### What needs to be done
Every line must be returned precisely as it is written.
[start Input for this task]
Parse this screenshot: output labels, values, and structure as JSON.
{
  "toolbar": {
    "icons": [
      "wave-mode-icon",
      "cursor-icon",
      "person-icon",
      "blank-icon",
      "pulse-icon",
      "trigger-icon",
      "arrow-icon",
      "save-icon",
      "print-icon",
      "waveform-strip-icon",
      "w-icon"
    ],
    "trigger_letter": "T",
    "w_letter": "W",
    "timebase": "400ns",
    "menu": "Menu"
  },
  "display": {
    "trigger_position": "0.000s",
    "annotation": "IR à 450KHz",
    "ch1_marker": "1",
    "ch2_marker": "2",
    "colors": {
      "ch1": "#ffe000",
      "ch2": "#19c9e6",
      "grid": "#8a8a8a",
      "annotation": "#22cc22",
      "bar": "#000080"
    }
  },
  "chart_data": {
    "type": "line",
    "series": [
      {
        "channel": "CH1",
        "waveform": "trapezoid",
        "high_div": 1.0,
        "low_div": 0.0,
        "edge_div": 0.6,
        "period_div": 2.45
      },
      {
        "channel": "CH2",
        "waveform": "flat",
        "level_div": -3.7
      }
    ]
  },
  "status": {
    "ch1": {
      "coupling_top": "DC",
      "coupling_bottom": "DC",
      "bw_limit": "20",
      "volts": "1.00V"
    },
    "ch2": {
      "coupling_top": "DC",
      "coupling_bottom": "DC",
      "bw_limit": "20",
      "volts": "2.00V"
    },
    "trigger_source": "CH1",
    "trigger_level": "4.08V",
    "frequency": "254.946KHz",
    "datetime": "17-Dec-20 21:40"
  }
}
[end Input for this task]
### Answer to the exercise
Parse this screenshot: output labels, values, and structure as JSON.
{
  "toolbar": {
    "icons": [
      "wave-mode-icon",
      "cursor-icon",
      "person-icon",
      "blank-icon",
      "pulse-icon",
      "trigger-icon",
      "arrow-icon",
      "save-icon",
      "print-icon",
      "waveform-strip-icon",
      "w-icon"
    ],
    "trigger_letter": "T",
    "w_letter": "W",
    "timebase": "400ns",
    "menu": "Menu"
  },
  "display": {
    "trigger_position": "0.000s",
    "annotation": "IR à 450KHz",
    "ch1_marker": "1",
    "ch2_marker": "2",
    "colors": {
      "ch1": "#ffe000",
      "ch2": "#19c9e6",
      "grid": "#8a8a8a",
      "annotation": "#22cc22",
      "bar": "#000080"
    }
  },
  "chart_data": {
    "type": "line",
    "series": [
      {
        "channel": "CH1",
        "waveform": "trapezoid",
        "high_div": 1.0,
        "low_div": 0.0,
        "edge_div": 0.6,
        "period_div": 2.45
      },
      {
        "channel": "CH2",
        "waveform": "flat",
        "level_div": -3.7
      }
    ]
  },
  "status": {
    "ch1": {
      "coupling_top": "DC",
      "coupling_bottom": "DC",
      "bw_limit": "20",
      "volts": "1.00V"
    },
    "ch2": {
      "coupling_top": "DC",
      "coupling_bottom": "DC",
      "bw_limit": "20",
      "volts": "2.00V"
    },
    "trigger_source": "CH1",
    "trigger_level": "4.08V",
    "frequency": "254.946KHz",
    "datetime": "17-Dec-20 21:40"
  }
}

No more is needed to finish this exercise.